Identify each line containing the word "ffffff" and copy it.

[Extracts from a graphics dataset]
● ● ● ● ●

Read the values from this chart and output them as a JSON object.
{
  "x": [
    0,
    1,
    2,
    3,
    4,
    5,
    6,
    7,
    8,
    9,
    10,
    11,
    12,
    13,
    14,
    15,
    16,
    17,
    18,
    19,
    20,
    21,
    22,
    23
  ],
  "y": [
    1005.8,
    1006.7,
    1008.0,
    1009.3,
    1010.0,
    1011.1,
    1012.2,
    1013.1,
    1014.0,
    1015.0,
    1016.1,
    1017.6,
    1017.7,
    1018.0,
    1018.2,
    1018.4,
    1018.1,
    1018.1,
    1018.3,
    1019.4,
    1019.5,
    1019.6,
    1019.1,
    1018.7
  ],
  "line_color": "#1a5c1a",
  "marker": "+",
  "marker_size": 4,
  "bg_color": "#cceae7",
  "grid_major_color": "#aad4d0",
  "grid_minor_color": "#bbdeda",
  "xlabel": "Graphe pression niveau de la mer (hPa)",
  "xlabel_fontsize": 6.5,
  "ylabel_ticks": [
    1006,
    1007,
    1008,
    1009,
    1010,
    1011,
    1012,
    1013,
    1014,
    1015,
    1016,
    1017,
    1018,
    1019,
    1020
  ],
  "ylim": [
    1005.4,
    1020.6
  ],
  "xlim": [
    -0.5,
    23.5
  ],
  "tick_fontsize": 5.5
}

● ● ● ● ●

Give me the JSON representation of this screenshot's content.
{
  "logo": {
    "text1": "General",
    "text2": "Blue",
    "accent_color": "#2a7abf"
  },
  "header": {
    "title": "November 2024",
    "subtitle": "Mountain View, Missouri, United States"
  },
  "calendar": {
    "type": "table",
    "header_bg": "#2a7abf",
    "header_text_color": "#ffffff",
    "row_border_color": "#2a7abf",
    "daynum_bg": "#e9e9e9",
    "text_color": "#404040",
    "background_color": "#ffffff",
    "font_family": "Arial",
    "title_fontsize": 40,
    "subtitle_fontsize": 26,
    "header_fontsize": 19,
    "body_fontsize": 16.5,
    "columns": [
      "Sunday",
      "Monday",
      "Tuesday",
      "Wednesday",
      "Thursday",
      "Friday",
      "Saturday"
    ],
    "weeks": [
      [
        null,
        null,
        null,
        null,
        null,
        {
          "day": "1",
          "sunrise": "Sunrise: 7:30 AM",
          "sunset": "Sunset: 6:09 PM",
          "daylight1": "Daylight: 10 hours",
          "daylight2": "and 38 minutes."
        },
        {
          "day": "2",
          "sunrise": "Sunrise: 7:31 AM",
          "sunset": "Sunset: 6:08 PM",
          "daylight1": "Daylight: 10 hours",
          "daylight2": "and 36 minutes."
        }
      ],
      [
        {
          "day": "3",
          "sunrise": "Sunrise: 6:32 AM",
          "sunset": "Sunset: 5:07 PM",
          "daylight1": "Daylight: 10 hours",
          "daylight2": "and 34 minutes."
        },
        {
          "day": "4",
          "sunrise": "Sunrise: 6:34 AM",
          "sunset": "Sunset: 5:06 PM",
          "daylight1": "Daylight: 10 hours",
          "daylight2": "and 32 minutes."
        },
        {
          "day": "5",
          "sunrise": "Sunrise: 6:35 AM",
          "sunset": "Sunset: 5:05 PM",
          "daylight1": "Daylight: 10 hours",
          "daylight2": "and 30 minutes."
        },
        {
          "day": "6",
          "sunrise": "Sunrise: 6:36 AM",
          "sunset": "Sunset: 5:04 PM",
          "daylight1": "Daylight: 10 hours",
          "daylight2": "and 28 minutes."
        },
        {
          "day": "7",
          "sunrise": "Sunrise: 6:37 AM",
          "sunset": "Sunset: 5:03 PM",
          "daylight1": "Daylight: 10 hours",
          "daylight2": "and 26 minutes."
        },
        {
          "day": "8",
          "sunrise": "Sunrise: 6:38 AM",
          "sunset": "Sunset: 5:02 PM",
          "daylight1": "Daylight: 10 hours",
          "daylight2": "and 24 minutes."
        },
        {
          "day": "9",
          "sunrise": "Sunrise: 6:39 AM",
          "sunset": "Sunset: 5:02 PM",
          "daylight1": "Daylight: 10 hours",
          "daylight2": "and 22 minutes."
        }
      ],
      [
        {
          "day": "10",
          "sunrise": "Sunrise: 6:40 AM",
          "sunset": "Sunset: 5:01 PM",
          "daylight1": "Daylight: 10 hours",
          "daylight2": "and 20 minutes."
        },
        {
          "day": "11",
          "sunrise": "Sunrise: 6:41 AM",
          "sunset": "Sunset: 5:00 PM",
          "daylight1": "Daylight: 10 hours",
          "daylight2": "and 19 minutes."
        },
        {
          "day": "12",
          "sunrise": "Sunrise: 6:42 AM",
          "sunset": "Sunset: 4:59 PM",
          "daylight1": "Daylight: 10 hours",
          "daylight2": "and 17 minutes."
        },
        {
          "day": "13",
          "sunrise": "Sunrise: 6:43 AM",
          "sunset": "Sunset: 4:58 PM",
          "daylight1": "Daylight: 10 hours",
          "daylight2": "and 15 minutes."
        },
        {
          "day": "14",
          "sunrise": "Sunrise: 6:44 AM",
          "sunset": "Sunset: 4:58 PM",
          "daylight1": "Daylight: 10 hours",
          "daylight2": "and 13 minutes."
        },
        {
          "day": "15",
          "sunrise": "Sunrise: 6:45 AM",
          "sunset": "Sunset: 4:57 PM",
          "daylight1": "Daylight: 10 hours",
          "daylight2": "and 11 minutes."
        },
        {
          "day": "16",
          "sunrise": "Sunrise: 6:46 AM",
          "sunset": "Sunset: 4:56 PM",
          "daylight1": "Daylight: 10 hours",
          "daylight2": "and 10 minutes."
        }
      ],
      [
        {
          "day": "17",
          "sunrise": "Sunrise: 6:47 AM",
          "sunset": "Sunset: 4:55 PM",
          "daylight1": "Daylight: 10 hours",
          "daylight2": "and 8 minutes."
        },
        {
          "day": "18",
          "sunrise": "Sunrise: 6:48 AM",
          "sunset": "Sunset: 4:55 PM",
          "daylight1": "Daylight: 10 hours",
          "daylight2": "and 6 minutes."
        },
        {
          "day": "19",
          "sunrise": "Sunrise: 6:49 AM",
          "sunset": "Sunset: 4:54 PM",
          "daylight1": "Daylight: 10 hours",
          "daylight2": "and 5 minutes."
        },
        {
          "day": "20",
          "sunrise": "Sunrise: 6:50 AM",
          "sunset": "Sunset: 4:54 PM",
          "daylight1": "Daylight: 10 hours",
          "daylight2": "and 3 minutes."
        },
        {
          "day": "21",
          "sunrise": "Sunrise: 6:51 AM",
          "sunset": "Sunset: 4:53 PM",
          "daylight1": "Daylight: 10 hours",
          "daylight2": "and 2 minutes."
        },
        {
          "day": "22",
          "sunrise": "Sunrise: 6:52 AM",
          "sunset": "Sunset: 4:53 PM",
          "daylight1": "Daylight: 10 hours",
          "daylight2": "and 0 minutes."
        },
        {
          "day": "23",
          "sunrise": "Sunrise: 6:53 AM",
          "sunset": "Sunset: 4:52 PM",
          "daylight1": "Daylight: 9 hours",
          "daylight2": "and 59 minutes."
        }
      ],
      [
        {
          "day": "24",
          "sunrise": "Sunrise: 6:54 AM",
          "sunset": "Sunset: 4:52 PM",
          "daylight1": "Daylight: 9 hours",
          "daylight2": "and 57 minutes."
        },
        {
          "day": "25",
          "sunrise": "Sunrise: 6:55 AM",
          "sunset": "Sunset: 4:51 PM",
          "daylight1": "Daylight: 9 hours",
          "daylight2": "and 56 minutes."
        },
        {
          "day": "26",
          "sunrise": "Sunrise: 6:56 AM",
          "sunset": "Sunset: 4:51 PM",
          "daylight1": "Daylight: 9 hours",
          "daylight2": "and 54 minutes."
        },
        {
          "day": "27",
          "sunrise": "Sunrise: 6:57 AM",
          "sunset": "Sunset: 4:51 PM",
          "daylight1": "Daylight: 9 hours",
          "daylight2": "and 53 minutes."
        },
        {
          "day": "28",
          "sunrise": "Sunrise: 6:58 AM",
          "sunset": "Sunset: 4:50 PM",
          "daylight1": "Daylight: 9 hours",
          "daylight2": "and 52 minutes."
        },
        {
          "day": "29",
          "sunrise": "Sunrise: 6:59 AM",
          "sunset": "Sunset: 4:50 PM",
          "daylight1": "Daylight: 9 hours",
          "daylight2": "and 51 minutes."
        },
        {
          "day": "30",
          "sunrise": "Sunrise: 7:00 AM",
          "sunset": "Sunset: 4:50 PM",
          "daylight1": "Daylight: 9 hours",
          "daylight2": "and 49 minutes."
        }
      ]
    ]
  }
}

● ● ● ● ●

Solved problem:
    "header_text_color": "#ffffff",
    "background_color": "#ffffff",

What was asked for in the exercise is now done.